_Written instruction_: In the entries that follow, how many lines contain "image"? Answer with the number only.

_Records for the exercise_:
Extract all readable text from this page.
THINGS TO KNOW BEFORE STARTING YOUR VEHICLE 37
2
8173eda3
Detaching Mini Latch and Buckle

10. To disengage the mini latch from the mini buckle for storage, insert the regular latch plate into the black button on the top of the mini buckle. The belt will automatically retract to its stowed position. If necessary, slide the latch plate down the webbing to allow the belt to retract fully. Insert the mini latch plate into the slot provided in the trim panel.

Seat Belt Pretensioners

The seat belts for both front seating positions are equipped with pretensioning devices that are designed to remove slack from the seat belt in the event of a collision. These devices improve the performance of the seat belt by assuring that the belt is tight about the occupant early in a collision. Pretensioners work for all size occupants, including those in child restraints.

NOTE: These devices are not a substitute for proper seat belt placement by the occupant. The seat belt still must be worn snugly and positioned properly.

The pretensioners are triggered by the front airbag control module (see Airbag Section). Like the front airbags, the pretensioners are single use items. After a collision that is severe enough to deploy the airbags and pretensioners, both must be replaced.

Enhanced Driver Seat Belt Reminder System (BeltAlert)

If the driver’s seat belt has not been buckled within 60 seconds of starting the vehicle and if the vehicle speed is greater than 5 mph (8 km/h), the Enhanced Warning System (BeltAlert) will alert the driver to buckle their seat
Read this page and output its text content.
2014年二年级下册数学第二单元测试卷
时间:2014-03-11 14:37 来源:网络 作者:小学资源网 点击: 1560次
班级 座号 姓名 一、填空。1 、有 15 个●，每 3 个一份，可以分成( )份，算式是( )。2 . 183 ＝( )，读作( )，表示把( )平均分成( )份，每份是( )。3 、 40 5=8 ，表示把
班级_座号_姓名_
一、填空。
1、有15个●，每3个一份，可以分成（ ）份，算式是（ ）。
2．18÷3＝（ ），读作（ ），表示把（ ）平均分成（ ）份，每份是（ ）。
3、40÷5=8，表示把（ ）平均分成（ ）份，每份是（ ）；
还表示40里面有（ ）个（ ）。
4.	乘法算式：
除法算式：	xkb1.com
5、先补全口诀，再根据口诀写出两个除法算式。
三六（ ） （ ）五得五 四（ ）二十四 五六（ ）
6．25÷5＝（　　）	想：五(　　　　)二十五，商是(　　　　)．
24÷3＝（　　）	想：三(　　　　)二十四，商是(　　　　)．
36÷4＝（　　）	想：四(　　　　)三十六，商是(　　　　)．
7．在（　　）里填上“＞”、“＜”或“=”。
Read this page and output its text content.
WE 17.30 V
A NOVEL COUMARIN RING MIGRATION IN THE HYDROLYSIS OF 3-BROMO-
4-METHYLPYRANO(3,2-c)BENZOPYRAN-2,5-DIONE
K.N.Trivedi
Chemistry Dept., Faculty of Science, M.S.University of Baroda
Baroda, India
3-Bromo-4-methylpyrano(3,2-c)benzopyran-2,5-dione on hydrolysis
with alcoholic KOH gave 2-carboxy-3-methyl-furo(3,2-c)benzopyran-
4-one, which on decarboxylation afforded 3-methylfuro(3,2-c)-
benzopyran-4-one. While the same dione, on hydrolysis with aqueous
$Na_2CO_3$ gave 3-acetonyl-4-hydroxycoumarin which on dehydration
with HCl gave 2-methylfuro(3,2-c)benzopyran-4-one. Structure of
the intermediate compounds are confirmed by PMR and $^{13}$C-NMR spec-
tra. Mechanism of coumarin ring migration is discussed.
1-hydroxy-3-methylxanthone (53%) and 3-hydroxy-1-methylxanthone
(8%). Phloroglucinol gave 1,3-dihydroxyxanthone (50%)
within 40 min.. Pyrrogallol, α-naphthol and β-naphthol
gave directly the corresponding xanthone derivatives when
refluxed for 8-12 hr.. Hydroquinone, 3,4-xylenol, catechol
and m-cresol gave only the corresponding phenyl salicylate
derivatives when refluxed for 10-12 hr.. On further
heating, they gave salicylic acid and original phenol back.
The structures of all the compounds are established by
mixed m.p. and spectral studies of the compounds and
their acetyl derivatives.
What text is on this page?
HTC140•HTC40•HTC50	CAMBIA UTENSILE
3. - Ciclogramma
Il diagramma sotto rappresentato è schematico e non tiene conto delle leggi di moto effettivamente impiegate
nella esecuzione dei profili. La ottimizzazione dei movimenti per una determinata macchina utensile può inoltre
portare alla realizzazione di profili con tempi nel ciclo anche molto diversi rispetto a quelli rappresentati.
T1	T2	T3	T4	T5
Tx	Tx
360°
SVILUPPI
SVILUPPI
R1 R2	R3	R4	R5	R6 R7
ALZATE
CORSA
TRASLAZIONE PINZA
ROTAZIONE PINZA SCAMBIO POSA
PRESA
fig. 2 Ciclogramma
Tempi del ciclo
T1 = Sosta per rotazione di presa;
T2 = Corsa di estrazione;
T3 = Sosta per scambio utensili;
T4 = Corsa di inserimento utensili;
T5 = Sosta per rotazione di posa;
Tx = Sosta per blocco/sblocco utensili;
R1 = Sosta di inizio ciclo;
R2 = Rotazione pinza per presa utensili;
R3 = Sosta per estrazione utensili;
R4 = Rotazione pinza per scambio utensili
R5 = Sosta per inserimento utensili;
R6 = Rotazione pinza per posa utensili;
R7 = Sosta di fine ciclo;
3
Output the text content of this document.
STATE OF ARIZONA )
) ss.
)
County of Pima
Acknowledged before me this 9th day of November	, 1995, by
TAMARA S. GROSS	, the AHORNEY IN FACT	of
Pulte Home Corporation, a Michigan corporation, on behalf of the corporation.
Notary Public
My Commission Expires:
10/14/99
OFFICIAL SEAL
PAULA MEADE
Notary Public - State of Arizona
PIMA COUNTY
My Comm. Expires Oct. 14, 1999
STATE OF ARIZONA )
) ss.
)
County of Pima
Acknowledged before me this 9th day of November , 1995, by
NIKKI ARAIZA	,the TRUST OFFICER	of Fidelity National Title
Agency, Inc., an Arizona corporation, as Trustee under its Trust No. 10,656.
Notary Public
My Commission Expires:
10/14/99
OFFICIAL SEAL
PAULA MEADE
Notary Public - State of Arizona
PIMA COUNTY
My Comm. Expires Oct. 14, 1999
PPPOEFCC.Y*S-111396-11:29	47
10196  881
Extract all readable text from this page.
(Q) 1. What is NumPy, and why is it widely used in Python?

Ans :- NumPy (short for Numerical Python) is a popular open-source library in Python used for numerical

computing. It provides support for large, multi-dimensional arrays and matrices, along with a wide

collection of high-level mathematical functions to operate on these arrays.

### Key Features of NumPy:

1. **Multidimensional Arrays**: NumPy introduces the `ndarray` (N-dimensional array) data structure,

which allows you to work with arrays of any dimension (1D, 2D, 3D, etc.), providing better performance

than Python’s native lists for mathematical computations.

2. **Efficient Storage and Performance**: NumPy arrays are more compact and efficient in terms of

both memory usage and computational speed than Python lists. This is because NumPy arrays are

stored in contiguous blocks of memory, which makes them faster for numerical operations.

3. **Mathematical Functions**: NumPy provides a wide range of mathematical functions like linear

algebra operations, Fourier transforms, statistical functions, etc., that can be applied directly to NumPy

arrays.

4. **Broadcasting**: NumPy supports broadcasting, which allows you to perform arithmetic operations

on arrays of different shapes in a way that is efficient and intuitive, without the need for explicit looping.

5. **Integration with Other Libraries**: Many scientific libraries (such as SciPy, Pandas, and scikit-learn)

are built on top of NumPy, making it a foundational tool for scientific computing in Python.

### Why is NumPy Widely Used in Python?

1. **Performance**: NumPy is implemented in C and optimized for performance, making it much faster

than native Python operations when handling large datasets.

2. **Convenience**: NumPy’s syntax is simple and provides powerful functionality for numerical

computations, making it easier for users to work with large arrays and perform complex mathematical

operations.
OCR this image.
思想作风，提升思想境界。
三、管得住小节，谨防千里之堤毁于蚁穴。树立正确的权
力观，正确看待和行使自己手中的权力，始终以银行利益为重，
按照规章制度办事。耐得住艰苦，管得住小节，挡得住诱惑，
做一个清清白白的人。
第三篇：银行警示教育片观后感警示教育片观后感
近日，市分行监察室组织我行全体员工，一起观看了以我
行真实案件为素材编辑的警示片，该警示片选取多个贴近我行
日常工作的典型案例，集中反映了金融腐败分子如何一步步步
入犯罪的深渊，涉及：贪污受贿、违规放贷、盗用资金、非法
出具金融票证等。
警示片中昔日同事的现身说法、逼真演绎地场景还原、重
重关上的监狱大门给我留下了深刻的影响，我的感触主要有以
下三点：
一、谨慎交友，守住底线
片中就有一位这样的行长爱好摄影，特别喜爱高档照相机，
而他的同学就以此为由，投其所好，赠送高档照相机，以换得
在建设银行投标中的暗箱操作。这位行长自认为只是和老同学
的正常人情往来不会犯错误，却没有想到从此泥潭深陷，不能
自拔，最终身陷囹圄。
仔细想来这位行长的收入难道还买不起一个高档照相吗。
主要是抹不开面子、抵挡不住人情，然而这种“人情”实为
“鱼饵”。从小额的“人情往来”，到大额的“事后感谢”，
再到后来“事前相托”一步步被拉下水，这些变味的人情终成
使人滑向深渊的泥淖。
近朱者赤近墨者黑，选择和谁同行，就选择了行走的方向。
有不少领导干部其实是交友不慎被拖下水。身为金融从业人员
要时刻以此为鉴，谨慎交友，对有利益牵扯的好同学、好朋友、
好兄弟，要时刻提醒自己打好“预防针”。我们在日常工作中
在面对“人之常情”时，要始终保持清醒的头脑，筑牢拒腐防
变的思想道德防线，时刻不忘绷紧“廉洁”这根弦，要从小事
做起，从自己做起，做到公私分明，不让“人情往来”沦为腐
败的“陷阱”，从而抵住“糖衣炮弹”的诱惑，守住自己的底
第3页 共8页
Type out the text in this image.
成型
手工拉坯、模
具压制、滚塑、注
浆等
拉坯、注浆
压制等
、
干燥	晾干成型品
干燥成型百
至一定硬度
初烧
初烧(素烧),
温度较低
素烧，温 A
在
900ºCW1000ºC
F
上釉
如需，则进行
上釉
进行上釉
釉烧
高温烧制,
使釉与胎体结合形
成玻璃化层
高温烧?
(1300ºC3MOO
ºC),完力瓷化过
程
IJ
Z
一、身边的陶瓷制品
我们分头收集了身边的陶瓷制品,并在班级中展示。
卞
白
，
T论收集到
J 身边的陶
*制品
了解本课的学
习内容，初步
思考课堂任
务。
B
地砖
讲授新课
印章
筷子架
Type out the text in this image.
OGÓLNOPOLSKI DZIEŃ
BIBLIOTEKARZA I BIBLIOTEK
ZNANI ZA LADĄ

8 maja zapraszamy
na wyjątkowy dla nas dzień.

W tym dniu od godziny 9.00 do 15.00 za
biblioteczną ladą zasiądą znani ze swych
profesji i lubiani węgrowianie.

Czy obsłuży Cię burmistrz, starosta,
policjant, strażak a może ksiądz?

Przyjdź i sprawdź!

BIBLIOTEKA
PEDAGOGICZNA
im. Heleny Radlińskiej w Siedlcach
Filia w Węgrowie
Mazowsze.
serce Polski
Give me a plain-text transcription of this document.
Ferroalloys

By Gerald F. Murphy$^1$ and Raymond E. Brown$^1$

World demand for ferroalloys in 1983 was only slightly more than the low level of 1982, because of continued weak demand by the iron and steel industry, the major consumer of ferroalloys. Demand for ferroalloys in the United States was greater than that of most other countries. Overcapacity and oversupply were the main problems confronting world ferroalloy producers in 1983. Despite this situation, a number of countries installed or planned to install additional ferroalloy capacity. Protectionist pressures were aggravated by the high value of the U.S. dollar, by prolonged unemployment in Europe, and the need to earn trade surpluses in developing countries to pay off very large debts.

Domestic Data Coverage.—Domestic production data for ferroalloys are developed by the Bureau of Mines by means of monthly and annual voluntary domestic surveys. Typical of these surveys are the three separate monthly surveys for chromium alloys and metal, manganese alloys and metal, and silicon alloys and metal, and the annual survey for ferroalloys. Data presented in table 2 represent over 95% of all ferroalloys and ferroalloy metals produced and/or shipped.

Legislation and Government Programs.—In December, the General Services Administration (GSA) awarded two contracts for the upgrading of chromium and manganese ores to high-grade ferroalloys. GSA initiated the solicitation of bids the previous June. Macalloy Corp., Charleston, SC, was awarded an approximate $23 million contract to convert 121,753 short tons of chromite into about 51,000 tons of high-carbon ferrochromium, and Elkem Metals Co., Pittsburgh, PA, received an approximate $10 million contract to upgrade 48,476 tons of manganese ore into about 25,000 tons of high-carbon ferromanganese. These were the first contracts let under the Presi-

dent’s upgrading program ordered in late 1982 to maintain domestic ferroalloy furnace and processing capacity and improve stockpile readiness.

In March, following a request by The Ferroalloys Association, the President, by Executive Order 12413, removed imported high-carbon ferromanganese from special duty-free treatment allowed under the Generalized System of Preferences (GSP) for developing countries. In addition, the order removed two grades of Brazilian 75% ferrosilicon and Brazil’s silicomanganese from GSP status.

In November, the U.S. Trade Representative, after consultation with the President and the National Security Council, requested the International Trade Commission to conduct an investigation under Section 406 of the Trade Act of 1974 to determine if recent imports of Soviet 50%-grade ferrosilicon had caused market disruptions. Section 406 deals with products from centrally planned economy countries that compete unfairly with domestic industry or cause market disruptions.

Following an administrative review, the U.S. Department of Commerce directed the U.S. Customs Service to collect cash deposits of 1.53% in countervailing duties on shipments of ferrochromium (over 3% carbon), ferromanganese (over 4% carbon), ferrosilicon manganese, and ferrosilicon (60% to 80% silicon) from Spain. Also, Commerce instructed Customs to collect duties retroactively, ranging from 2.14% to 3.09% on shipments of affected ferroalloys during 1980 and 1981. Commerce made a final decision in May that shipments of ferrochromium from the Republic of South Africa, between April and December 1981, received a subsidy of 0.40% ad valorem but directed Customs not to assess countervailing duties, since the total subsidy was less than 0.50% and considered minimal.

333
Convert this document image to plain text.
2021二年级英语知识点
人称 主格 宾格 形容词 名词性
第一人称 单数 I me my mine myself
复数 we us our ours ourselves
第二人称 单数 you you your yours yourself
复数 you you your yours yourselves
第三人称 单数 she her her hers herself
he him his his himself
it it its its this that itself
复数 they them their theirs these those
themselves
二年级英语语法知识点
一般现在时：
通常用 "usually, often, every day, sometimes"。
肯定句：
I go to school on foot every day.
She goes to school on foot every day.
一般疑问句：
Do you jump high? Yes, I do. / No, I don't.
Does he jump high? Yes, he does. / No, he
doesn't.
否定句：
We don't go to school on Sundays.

_Answer to this task_: 4